═════ Records shown

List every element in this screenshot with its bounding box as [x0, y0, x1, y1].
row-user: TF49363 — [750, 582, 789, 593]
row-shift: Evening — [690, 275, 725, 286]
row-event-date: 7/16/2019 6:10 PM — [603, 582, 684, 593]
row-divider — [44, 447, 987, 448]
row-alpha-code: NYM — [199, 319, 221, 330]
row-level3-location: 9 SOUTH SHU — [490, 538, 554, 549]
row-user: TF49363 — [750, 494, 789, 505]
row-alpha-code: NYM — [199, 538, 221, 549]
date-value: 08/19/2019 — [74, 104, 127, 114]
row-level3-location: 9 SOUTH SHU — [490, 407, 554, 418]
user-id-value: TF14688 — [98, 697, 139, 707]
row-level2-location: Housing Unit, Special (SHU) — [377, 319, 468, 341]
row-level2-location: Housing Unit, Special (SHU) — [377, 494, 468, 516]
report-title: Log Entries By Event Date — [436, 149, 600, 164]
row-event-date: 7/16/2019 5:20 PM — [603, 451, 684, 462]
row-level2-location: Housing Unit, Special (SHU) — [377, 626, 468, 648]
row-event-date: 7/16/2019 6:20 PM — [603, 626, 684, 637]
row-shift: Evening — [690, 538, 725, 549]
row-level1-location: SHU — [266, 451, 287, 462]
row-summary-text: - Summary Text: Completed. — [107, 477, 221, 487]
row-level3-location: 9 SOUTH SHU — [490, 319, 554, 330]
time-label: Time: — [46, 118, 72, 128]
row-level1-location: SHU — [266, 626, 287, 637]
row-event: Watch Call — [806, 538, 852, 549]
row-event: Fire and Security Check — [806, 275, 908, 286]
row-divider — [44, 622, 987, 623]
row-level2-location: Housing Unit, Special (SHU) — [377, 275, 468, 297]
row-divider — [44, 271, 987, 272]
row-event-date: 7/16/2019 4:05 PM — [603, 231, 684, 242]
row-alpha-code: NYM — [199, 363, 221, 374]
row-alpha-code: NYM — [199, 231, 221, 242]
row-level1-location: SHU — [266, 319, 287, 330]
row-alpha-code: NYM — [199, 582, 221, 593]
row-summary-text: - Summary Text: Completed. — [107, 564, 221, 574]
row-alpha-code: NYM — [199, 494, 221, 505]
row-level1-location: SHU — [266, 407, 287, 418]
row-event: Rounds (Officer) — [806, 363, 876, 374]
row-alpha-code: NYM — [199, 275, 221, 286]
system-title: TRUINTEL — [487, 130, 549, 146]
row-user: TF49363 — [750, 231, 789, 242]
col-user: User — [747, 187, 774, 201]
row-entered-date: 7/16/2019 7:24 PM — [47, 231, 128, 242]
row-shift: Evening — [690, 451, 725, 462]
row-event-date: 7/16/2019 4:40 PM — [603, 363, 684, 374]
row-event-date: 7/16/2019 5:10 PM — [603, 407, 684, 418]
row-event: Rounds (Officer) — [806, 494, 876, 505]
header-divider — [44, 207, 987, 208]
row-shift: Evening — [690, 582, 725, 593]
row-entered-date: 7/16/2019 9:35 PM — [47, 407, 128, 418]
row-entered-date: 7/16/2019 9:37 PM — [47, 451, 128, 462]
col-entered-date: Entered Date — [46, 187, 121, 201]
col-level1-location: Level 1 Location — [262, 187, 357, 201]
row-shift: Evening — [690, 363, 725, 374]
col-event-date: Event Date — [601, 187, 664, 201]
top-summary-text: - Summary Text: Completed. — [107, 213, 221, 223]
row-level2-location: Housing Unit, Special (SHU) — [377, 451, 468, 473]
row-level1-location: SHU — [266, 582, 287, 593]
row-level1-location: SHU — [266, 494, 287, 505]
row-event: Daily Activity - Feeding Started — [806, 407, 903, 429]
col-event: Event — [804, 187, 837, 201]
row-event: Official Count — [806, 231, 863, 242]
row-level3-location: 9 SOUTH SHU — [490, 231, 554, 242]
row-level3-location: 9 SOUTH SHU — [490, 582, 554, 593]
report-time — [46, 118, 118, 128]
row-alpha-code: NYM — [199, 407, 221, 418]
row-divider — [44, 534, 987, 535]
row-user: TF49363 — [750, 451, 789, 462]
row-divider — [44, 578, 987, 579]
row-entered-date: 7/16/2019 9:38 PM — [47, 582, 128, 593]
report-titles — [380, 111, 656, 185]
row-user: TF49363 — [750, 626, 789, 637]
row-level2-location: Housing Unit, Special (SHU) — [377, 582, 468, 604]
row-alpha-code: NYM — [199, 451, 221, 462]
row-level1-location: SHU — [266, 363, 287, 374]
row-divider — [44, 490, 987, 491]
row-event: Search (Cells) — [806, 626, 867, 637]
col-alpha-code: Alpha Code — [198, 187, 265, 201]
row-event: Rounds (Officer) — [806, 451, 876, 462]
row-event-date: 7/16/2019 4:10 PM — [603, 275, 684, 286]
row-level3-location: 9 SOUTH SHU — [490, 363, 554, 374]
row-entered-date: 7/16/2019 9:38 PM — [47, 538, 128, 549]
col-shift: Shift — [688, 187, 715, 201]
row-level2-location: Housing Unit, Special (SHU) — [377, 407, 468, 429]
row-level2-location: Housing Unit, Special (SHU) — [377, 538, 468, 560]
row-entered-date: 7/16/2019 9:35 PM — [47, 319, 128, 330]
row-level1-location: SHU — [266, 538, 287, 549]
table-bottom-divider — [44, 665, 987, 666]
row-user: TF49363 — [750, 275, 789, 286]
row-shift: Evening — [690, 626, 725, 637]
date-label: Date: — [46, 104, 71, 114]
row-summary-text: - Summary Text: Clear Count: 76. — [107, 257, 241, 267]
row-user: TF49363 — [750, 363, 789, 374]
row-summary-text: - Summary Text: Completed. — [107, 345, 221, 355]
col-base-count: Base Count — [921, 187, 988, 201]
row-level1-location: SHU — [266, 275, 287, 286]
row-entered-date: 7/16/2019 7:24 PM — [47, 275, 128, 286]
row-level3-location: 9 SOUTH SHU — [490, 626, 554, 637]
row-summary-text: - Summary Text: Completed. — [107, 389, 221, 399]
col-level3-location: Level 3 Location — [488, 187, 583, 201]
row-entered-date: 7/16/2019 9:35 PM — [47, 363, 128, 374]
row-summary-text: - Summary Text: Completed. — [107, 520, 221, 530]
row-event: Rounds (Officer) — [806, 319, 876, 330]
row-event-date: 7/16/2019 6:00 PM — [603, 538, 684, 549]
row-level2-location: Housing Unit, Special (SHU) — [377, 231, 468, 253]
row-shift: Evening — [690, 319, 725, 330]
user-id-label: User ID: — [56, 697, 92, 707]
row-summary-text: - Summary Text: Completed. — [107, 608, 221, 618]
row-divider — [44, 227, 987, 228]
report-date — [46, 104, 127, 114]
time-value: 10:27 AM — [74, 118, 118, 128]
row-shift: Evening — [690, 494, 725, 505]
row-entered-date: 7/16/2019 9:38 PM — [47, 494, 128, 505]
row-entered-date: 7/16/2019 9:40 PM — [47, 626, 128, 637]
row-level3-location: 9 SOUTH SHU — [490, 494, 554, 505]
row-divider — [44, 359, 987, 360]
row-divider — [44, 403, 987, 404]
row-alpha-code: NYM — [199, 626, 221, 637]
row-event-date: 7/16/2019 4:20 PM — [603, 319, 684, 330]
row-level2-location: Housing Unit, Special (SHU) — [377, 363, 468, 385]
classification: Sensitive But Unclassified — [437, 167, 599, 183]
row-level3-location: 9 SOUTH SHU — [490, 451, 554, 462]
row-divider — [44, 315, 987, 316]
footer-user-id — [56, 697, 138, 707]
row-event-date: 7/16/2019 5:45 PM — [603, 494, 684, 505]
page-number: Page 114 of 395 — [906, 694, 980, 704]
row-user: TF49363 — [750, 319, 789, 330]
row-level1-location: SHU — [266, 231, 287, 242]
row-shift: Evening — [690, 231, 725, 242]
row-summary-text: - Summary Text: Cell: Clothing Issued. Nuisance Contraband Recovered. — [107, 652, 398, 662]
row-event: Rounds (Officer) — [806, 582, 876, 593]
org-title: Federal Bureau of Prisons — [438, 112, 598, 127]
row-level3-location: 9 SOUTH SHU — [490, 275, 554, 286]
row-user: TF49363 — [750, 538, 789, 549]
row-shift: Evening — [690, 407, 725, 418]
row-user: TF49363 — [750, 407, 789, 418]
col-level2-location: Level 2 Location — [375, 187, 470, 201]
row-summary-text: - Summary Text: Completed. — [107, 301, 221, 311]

══════════

Written task:
Rewrite the items from the first line through the line containing "row-level3-location: 9 SOUTH SHU — [490, 407, 554, 418]", changing "Evening" to "Night" and keeping everything else the same.

Result of the task:
List every element in this screenshot with its bounding box as [x0, y0, x1, y1].
row-user: TF49363 — [750, 582, 789, 593]
row-shift: Night — [690, 275, 725, 286]
row-event-date: 7/16/2019 6:10 PM — [603, 582, 684, 593]
row-divider — [44, 447, 987, 448]
row-alpha-code: NYM — [199, 319, 221, 330]
row-level3-location: 9 SOUTH SHU — [490, 538, 554, 549]
row-user: TF49363 — [750, 494, 789, 505]
row-alpha-code: NYM — [199, 538, 221, 549]
date-value: 08/19/2019 — [74, 104, 127, 114]
row-level3-location: 9 SOUTH SHU — [490, 407, 554, 418]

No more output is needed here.